WHAT THE TASK REQUIRES: Repeat the material exactly, every line of it.

DATASET RECORDS:

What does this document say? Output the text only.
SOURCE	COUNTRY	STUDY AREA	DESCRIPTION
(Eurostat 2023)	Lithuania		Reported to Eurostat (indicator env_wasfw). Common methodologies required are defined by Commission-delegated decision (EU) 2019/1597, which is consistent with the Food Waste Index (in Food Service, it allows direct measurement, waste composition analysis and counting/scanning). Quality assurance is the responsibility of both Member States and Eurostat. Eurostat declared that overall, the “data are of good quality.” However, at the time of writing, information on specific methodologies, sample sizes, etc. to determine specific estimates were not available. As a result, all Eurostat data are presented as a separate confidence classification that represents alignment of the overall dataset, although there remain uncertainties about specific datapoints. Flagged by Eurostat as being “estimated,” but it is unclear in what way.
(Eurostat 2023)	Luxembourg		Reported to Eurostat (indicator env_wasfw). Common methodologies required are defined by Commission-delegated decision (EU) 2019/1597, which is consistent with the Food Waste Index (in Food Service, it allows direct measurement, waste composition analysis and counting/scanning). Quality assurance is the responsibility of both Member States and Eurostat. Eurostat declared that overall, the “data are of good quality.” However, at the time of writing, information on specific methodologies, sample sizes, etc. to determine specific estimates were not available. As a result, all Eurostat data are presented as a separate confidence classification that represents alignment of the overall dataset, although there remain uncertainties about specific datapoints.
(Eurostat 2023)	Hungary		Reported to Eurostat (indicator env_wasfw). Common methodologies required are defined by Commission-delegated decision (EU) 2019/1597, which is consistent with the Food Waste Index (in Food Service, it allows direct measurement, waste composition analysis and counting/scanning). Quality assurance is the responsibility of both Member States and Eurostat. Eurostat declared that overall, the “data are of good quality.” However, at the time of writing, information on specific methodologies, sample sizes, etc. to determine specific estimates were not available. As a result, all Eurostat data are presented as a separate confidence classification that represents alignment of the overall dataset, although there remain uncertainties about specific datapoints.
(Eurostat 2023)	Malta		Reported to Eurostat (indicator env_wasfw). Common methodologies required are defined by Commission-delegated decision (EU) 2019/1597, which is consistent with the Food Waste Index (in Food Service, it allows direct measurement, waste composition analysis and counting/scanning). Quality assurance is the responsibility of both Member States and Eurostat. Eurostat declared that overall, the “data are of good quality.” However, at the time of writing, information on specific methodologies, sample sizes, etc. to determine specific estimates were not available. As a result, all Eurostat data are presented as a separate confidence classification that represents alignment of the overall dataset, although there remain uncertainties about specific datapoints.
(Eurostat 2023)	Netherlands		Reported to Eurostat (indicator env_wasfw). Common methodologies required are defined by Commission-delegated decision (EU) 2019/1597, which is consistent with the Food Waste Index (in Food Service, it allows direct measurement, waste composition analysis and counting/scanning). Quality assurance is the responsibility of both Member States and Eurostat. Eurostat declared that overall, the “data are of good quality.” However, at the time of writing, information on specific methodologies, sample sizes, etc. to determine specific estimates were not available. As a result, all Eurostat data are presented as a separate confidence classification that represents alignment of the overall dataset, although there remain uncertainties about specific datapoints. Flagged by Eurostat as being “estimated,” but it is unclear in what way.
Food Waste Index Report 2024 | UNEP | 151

THE COMPLETED TASK:
What does this document say? Output the text only.
SOURCE	COUNTRY	STUDY AREA	DESCRIPTION
(Eurostat 2023)	Lithuania		Reported to Eurostat (indicator env_wasfw). Common methodologies required are defined by Commission-delegated decision (EU) 2019/1597, which is consistent with the Food Waste Index (in Food Service, it allows direct measurement, waste composition analysis and counting/scanning). Quality assurance is the responsibility of both Member States and Eurostat. Eurostat declared that overall, the “data are of good quality.” However, at the time of writing, information on specific methodologies, sample sizes, etc. to determine specific estimates were not available. As a result, all Eurostat data are presented as a separate confidence classification that represents alignment of the overall dataset, although there remain uncertainties about specific datapoints. Flagged by Eurostat as being “estimated,” but it is unclear in what way.
(Eurostat 2023)	Luxembourg		Reported to Eurostat (indicator env_wasfw). Common methodologies required are defined by Commission-delegated decision (EU) 2019/1597, which is consistent with the Food Waste Index (in Food Service, it allows direct measurement, waste composition analysis and counting/scanning). Quality assurance is the responsibility of both Member States and Eurostat. Eurostat declared that overall, the “data are of good quality.” However, at the time of writing, information on specific methodologies, sample sizes, etc. to determine specific estimates were not available. As a result, all Eurostat data are presented as a separate confidence classification that represents alignment of the overall dataset, although there remain uncertainties about specific datapoints.
(Eurostat 2023)	Hungary		Reported to Eurostat (indicator env_wasfw). Common methodologies required are defined by Commission-delegated decision (EU) 2019/1597, which is consistent with the Food Waste Index (in Food Service, it allows direct measurement, waste composition analysis and counting/scanning). Quality assurance is the responsibility of both Member States and Eurostat. Eurostat declared that overall, the “data are of good quality.” However, at the time of writing, information on specific methodologies, sample sizes, etc. to determine specific estimates were not available. As a result, all Eurostat data are presented as a separate confidence classification that represents alignment of the overall dataset, although there remain uncertainties about specific datapoints.
(Eurostat 2023)	Malta		Reported to Eurostat (indicator env_wasfw). Common methodologies required are defined by Commission-delegated decision (EU) 2019/1597, which is consistent with the Food Waste Index (in Food Service, it allows direct measurement, waste composition analysis and counting/scanning). Quality assurance is the responsibility of both Member States and Eurostat. Eurostat declared that overall, the “data are of good quality.” However, at the time of writing, information on specific methodologies, sample sizes, etc. to determine specific estimates were not available. As a result, all Eurostat data are presented as a separate confidence classification that represents alignment of the overall dataset, although there remain uncertainties about specific datapoints.
(Eurostat 2023)	Netherlands		Reported to Eurostat (indicator env_wasfw). Common methodologies required are defined by Commission-delegated decision (EU) 2019/1597, which is consistent with the Food Waste Index (in Food Service, it allows direct measurement, waste composition analysis and counting/scanning). Quality assurance is the responsibility of both Member States and Eurostat. Eurostat declared that overall, the “data are of good quality.” However, at the time of writing, information on specific methodologies, sample sizes, etc. to determine specific estimates were not available. As a result, all Eurostat data are presented as a separate confidence classification that represents alignment of the overall dataset, although there remain uncertainties about specific datapoints. Flagged by Eurostat as being “estimated,” but it is unclear in what way.
Food Waste Index Report 2024 | UNEP | 151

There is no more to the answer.